◆ **SET EXERCISE**
Each line below either holds the string "document" or doesn't. Count those that do and give only the number.

◆ **PROVIDED INFORMATION**
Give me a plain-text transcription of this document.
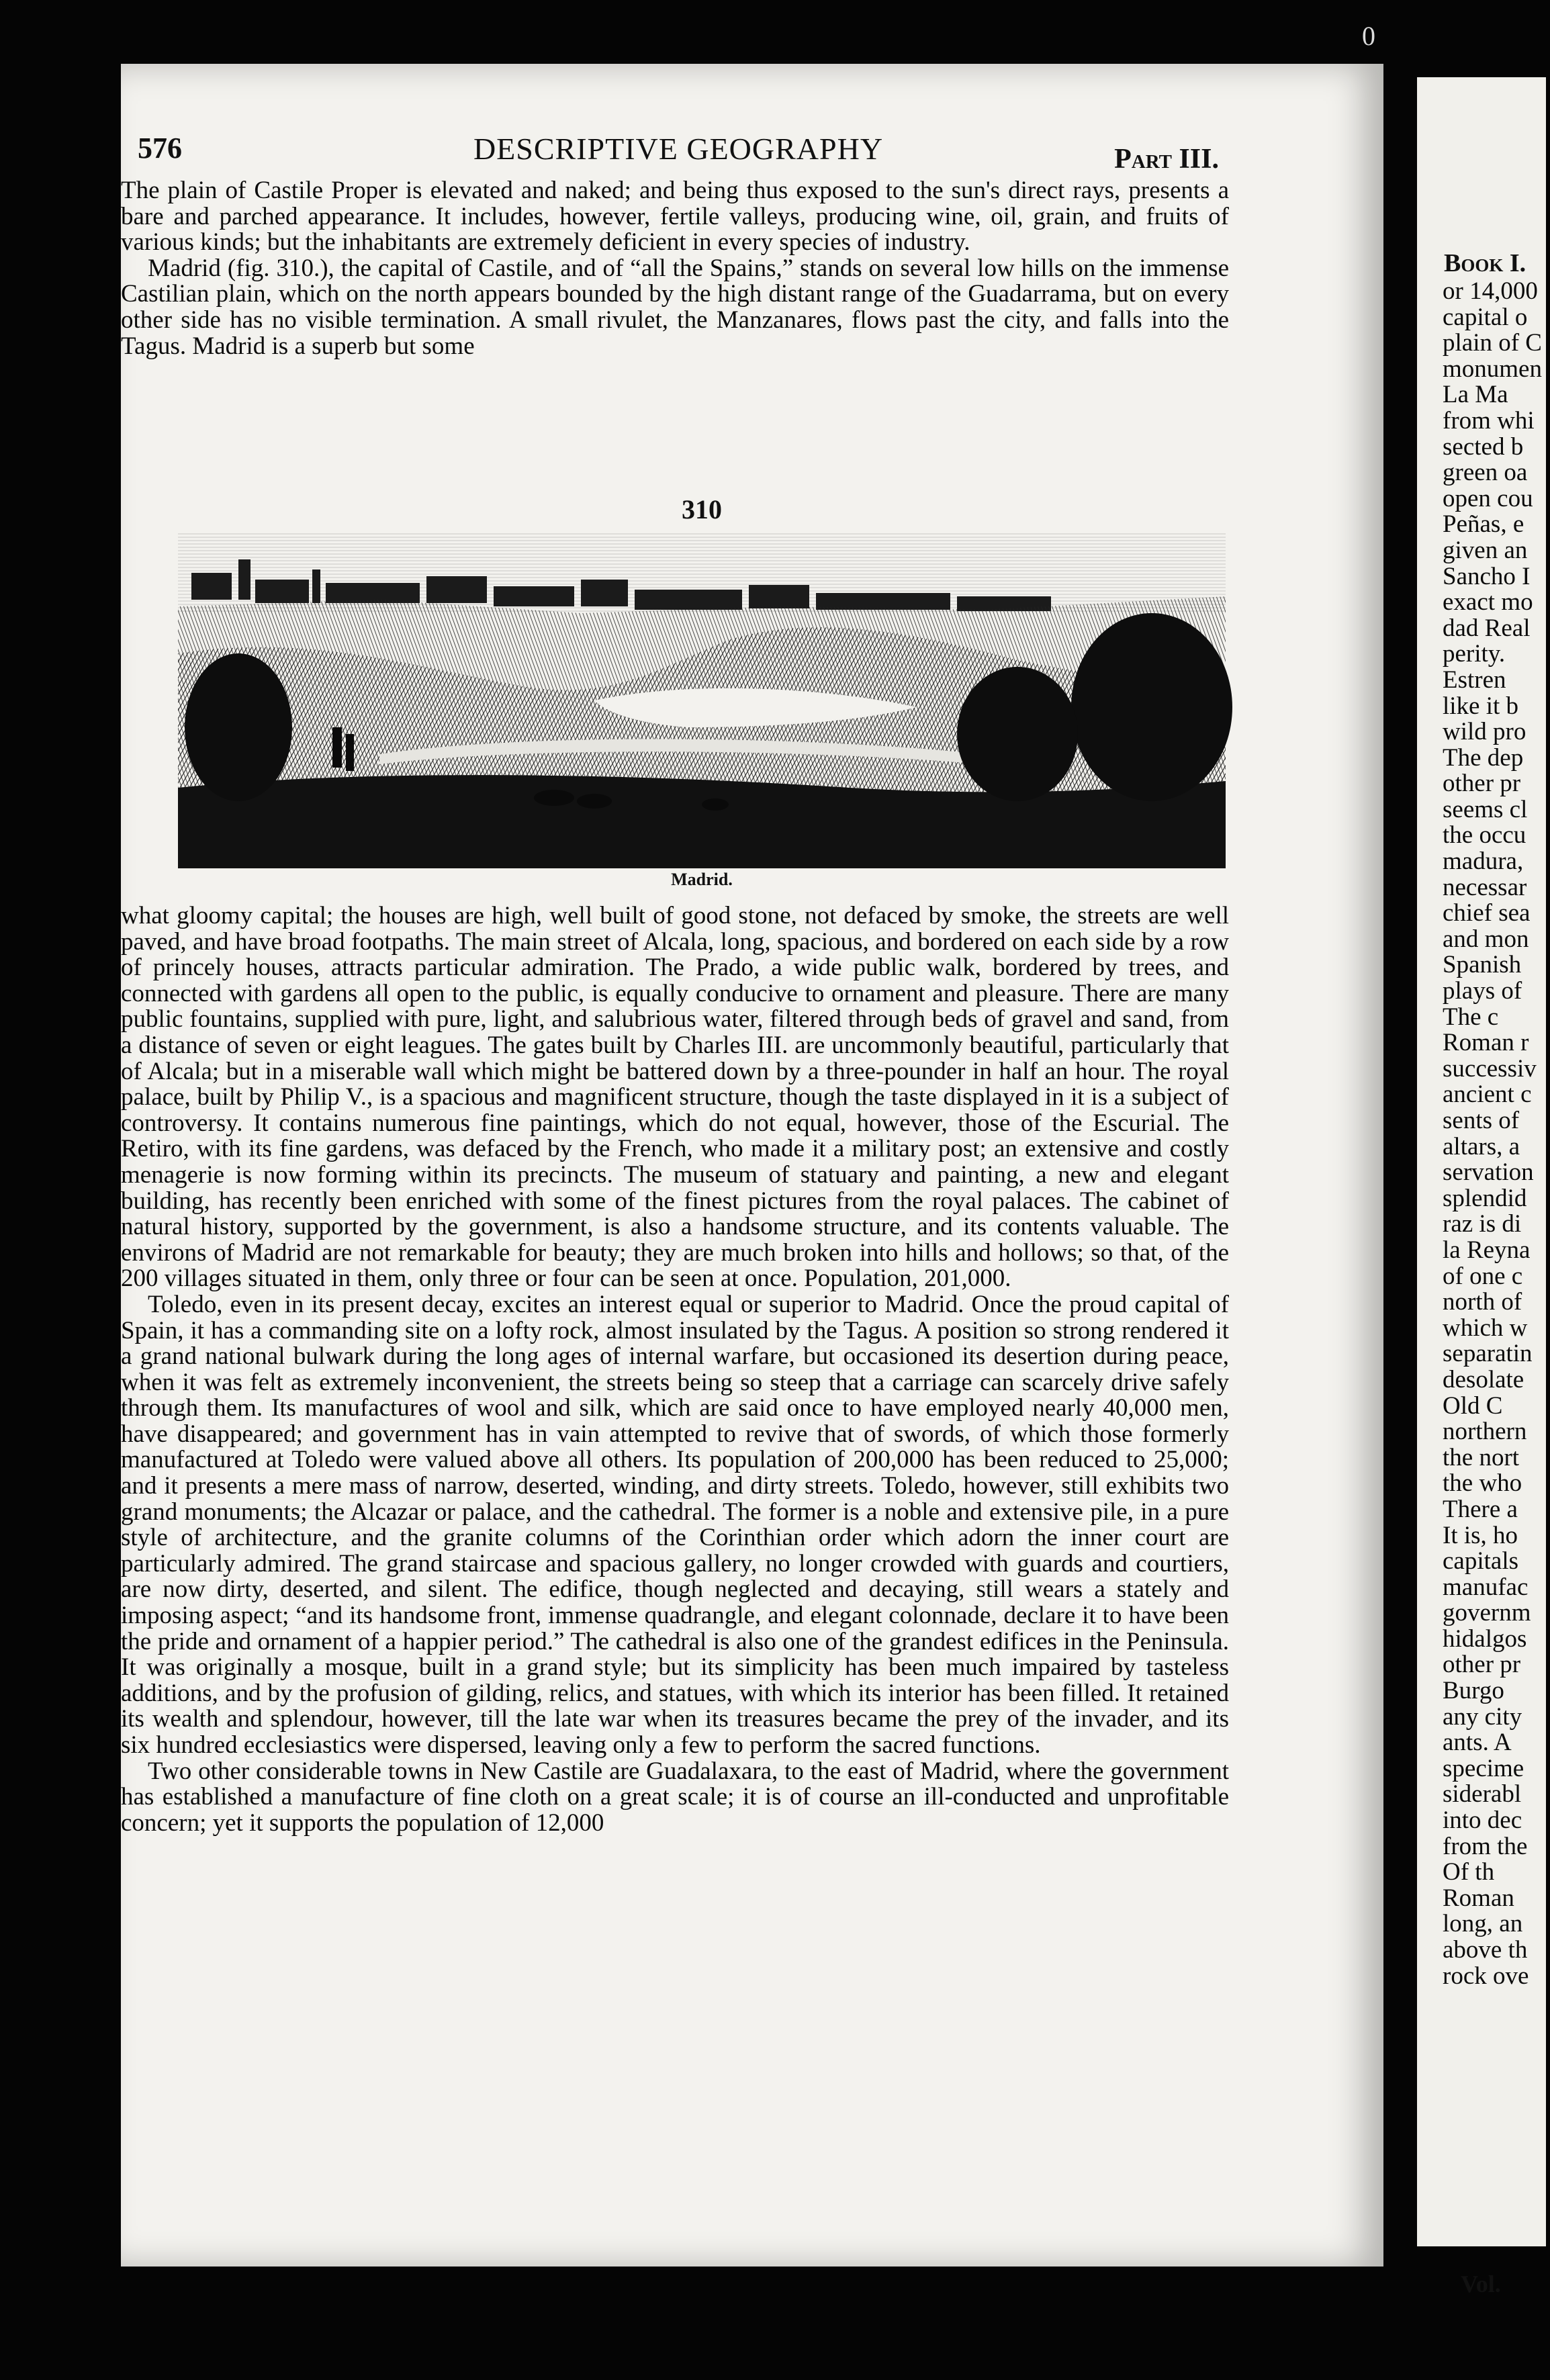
0
Book I.
or 14,000
capital o
plain of C
monumen
La Ma
from whi
sected b
green oa
open cou
Peñas, e
given an
Sancho I
exact mo
dad Real
perity.
Estren
like it b
wild pro
The dep
other pr
seems cl
the occu
madura,
necessar
chief sea
and mon
Spanish
plays of
The c
Roman r
successiv
ancient c
sents of
altars, a
servation
splendid
raz is di
la Reyna
of one c
north of
which w
separatin
desolate
Old C
northern
the nort
the who
There a
It is, ho
capitals
manufac
governm
hidalgos
other pr
Burgo
any city
ants. A
specime
siderabl
into dec
from the
Of th
Roman
long, an
above th
rock ove
Vol.
576	DESCRIPTIVE GEOGRAPHY	Part III.

The plain of Castile Proper is elevated and naked; and being thus exposed to the sun's direct rays, presents a bare and parched appearance. It includes, however, fertile valleys, producing wine, oil, grain, and fruits of various kinds; but the inhabitants are extremely deficient in every species of industry.

Madrid (fig. 310.), the capital of Castile, and of “all the Spains,” stands on several low hills on the immense Castilian plain, which on the north appears bounded by the high distant range of the Guadarrama, but on every other side has no visible termination. A small rivulet, the Manzanares, flows past the city, and falls into the Tagus. Madrid is a superb but some

310
Madrid.

what gloomy capital; the houses are high, well built of good stone, not defaced by smoke, the streets are well paved, and have broad footpaths. The main street of Alcala, long, spacious, and bordered on each side by a row of princely houses, attracts particular admiration. The Prado, a wide public walk, bordered by trees, and connected with gardens all open to the public, is equally conducive to ornament and pleasure. There are many public fountains, supplied with pure, light, and salubrious water, filtered through beds of gravel and sand, from a distance of seven or eight leagues. The gates built by Charles III. are uncommonly beautiful, particularly that of Alcala; but in a miserable wall which might be battered down by a three-pounder in half an hour. The royal palace, built by Philip V., is a spacious and magnificent structure, though the taste displayed in it is a subject of controversy. It contains numerous fine paintings, which do not equal, however, those of the Escurial. The Retiro, with its fine gardens, was defaced by the French, who made it a military post; an extensive and costly menagerie is now forming within its precincts. The museum of statuary and painting, a new and elegant building, has recently been enriched with some of the finest pictures from the royal palaces. The cabinet of natural history, supported by the government, is also a handsome structure, and its contents valuable. The environs of Madrid are not remarkable for beauty; they are much broken into hills and hollows; so that, of the 200 villages situated in them, only three or four can be seen at once. Population, 201,000.

Toledo, even in its present decay, excites an interest equal or superior to Madrid. Once the proud capital of Spain, it has a commanding site on a lofty rock, almost insulated by the Tagus. A position so strong rendered it a grand national bulwark during the long ages of internal warfare, but occasioned its desertion during peace, when it was felt as extremely inconvenient, the streets being so steep that a carriage can scarcely drive safely through them. Its manufactures of wool and silk, which are said once to have employed nearly 40,000 men, have disappeared; and government has in vain attempted to revive that of swords, of which those formerly manufactured at Toledo were valued above all others. Its population of 200,000 has been reduced to 25,000; and it presents a mere mass of narrow, deserted, winding, and dirty streets. Toledo, however, still exhibits two grand monuments; the Alcazar or palace, and the cathedral. The former is a noble and extensive pile, in a pure style of architecture, and the granite columns of the Corinthian order which adorn the inner court are particularly admired. The grand staircase and spacious gallery, no longer crowded with guards and courtiers, are now dirty, deserted, and silent. The edifice, though neglected and decaying, still wears a stately and imposing aspect; “and its handsome front, immense quadrangle, and elegant colonnade, declare it to have been the pride and ornament of a happier period.” The cathedral is also one of the grandest edifices in the Peninsula. It was originally a mosque, built in a grand style; but its simplicity has been much impaired by tasteless additions, and by the profusion of gilding, relics, and statues, with which its interior has been filled. It retained its wealth and splendour, however, till the late war when its treasures became the prey of the invader, and its six hundred ecclesiastics were dispersed, leaving only a few to perform the sacred functions.

Two other considerable towns in New Castile are Guadalaxara, to the east of Madrid, where the government has established a manufacture of fine cloth on a great scale; it is of course an ill-conducted and unprofitable concern; yet it supports the population of 12,000
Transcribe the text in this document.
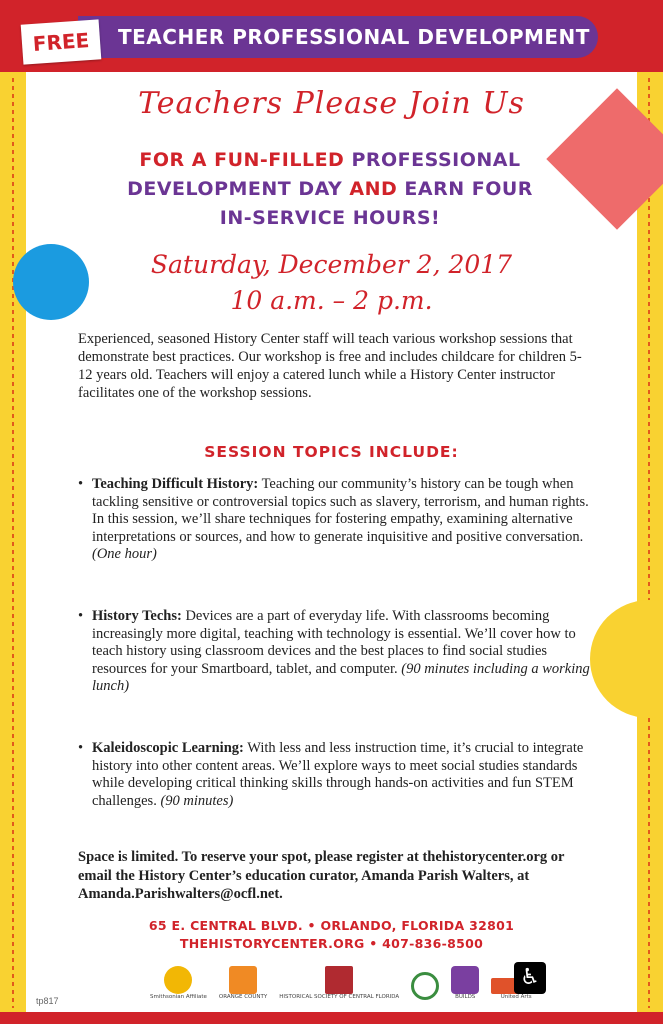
TEACHER PROFESSIONAL DEVELOPMENT
FREE
Teachers Please Join Us
FOR A FUN-FILLED PROFESSIONAL
DEVELOPMENT DAY AND EARN FOUR
IN-SERVICE HOURS!
Saturday, December 2, 2017
10 a.m. – 2 p.m.
Experienced, seasoned History Center staff will teach various workshop sessions that demonstrate best practices. Our workshop is free and includes childcare for children 5-12 years old. Teachers will enjoy a catered lunch while a History Center instructor facilitates one of the workshop sessions.
SESSION TOPICS INCLUDE:
• Teaching Difficult History: Teaching our community’s history can be tough when tackling sensitive or controversial topics such as slavery, terrorism, and human rights. In this session, we’ll share techniques for fostering empathy, examining alternative interpretations or sources, and how to generate inquisitive and positive conversation. (One hour)
• History Techs: Devices are a part of everyday life. With classrooms becoming increasingly more digital, teaching with technology is essential. We’ll cover how to teach history using classroom devices and the best places to find social studies resources for your Smartboard, tablet, and computer. (90 minutes including a working lunch)
• Kaleidoscopic Learning: With less and less instruction time, it’s crucial to integrate history into other content areas. We’ll explore ways to meet social studies standards while developing critical thinking skills through hands-on activities and fun STEM challenges. (90 minutes)
Space is limited. To reserve your spot, please register at thehistorycenter.org or email the History Center’s education curator, Amanda Parish Walters, at Amanda.Parishwalters@ocfl.net.
65 E. CENTRAL BLVD. • ORLANDO, FLORIDA 32801
THEHISTORYCENTER.ORG • 407-836-8500
Smithsonian Affiliate ORANGE COUNTY HISTORICAL SOCIETY OF CENTRAL FLORIDA	BUILDS	United Arts
♿
tp817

◆ **SOLUTION FOR THIS TASK**
2